**Given instruction**
Copy out all lines that hold "Semiconductor".
------------------------
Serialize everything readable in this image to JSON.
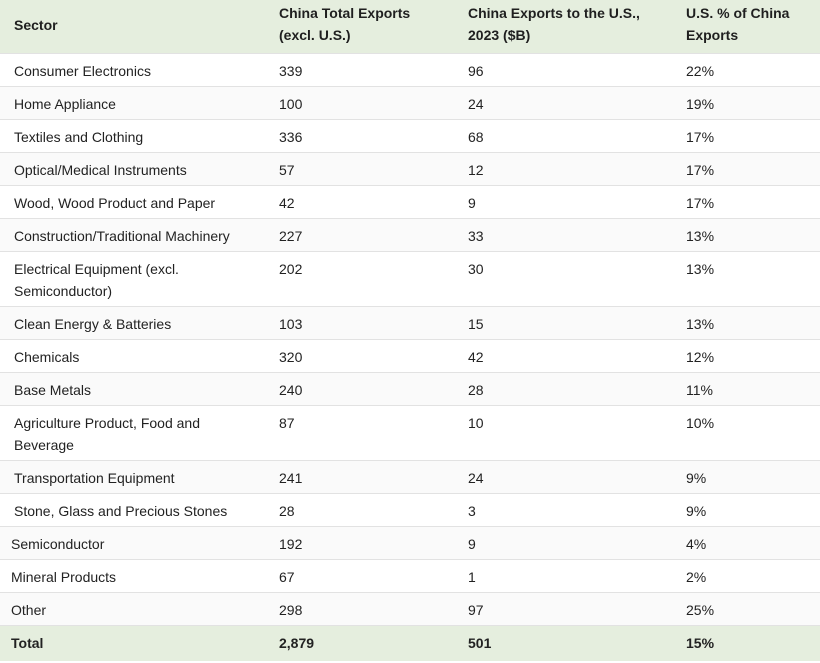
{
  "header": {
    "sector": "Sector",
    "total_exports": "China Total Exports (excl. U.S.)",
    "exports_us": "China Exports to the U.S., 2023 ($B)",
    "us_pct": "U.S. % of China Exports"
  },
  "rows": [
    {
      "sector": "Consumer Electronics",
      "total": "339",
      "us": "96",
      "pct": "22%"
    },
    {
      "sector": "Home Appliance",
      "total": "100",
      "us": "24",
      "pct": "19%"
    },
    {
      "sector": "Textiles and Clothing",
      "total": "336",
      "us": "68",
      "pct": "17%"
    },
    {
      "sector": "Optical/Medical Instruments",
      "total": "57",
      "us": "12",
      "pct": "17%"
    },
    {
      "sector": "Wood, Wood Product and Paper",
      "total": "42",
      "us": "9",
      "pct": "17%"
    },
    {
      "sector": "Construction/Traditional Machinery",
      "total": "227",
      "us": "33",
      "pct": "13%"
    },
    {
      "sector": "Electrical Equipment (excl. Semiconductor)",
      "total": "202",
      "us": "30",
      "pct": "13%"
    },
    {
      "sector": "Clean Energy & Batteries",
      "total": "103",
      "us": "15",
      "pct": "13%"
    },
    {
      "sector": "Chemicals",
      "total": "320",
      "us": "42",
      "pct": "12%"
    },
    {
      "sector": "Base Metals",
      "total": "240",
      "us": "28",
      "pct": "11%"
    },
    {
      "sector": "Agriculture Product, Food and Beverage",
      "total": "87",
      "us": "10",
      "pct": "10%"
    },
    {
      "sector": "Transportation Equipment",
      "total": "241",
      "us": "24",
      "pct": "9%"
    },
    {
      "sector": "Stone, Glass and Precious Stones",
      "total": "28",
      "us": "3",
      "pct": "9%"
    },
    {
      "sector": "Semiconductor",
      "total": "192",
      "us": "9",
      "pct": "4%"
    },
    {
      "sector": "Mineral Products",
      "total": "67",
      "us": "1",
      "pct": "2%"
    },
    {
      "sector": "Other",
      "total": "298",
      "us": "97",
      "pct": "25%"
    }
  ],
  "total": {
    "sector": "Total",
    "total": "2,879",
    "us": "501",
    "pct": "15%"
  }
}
------------------------
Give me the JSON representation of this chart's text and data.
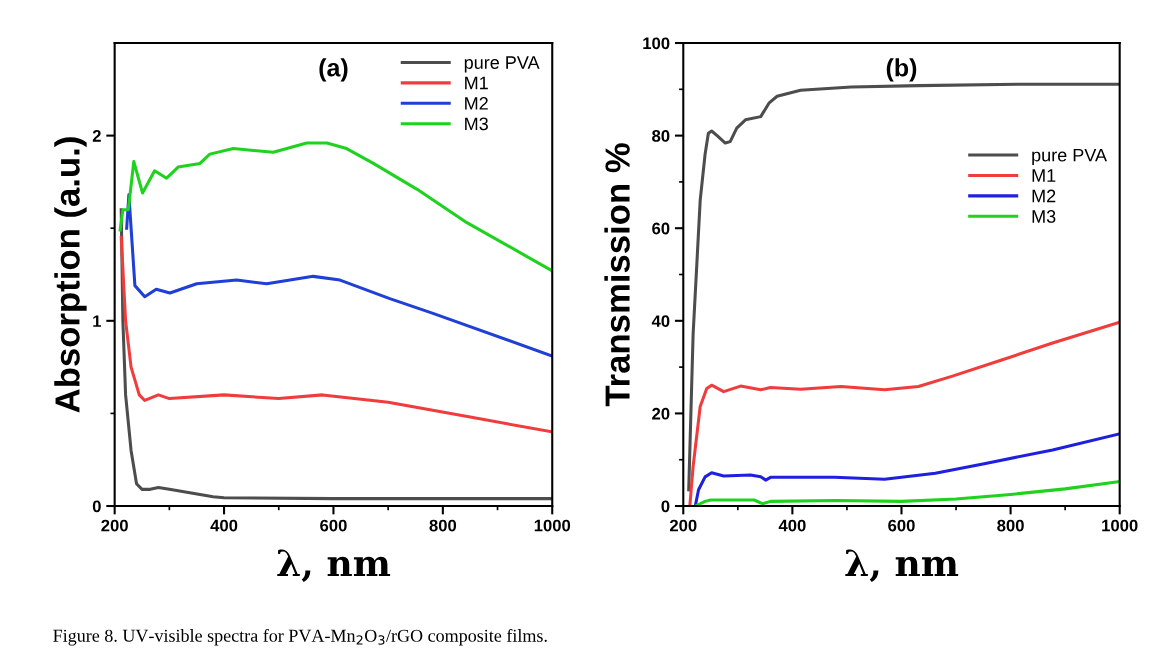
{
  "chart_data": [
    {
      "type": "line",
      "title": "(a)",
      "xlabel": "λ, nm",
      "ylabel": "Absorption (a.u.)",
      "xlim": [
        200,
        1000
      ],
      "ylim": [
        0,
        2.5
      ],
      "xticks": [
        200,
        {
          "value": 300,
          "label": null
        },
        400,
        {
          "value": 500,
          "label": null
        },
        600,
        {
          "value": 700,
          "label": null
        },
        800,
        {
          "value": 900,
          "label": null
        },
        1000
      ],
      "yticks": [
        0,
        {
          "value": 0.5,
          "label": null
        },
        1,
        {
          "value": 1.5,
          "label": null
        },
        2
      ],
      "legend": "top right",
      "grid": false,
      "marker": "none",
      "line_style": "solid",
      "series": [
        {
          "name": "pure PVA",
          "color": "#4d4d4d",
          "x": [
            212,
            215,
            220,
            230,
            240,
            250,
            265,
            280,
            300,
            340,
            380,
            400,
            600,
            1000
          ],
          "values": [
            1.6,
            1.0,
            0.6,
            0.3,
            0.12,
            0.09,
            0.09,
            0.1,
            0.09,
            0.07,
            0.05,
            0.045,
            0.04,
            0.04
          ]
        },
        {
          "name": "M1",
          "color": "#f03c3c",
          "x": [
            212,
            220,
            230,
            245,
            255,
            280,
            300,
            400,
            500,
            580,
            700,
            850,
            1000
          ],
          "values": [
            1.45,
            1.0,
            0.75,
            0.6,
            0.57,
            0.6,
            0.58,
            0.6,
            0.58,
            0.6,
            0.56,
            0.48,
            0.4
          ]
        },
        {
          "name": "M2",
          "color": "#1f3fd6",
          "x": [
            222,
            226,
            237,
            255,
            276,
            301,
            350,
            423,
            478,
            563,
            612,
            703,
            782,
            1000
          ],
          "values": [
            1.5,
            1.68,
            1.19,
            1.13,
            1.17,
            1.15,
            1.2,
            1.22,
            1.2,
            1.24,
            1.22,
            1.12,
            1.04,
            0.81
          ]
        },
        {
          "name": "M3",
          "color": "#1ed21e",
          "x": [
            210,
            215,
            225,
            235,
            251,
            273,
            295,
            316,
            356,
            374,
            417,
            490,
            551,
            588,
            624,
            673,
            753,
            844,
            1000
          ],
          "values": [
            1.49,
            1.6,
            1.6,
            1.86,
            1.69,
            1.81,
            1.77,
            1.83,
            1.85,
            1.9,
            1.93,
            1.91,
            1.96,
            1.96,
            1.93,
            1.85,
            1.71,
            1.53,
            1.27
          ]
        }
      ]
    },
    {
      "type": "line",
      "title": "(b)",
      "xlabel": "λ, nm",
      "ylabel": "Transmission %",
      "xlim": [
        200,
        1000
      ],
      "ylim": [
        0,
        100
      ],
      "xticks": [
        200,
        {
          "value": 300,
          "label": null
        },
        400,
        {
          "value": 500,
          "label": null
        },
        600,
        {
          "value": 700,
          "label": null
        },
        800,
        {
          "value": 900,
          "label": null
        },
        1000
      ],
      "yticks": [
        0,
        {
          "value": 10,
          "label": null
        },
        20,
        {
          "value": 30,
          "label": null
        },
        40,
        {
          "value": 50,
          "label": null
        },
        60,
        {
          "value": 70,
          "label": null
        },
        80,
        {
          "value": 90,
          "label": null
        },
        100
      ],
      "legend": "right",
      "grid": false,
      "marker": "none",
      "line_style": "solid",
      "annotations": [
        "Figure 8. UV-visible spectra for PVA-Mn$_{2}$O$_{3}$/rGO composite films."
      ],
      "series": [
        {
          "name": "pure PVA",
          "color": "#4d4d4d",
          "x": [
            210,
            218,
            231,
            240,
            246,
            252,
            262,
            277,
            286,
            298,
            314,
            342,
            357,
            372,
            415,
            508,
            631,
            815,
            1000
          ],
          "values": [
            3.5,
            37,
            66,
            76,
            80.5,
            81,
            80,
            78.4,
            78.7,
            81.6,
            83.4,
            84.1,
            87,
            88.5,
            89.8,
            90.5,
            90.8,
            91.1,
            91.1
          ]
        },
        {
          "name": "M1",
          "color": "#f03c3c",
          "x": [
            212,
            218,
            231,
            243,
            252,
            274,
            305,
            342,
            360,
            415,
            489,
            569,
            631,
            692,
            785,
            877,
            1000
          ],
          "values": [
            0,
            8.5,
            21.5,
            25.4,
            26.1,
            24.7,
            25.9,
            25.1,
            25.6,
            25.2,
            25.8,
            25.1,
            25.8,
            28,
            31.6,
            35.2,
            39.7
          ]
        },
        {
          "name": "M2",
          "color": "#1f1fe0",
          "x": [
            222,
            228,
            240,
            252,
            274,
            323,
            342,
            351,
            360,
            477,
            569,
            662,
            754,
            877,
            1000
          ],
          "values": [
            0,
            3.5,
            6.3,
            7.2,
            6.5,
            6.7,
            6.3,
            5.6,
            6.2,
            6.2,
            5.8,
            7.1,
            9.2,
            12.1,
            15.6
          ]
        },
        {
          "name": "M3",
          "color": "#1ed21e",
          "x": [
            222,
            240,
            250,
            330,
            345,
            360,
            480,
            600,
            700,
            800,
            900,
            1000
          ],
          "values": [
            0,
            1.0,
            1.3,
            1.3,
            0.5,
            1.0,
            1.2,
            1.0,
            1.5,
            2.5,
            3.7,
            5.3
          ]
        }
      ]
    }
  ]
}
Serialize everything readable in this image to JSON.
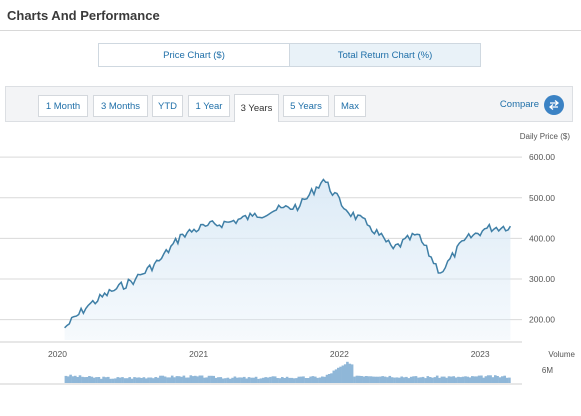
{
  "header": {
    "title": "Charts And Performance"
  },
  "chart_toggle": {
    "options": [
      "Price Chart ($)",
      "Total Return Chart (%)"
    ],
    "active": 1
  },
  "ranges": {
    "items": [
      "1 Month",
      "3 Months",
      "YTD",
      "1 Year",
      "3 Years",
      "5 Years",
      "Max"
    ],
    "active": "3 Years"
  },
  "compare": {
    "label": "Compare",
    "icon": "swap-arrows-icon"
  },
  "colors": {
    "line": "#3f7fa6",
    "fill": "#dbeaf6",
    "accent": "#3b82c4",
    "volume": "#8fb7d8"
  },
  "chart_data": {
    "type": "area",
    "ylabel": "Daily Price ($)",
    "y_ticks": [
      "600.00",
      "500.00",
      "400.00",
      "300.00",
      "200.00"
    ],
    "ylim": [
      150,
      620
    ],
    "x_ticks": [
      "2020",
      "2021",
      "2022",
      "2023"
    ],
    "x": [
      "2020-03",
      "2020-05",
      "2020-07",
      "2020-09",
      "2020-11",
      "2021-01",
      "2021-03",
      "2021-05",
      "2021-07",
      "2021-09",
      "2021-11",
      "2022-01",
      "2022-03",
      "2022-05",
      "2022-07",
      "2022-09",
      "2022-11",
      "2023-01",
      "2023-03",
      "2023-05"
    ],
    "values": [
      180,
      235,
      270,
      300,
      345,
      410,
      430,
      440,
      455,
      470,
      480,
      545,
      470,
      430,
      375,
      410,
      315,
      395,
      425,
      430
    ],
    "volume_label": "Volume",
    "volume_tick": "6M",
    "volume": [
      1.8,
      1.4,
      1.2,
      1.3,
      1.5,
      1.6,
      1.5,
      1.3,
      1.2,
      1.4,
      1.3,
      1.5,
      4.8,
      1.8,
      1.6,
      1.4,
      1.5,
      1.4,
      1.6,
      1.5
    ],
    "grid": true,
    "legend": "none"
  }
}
------------------------
**Task answer**
      "sector": "Electrical Equipment (excl. Semiconductor)",
      "sector": "Semiconductor",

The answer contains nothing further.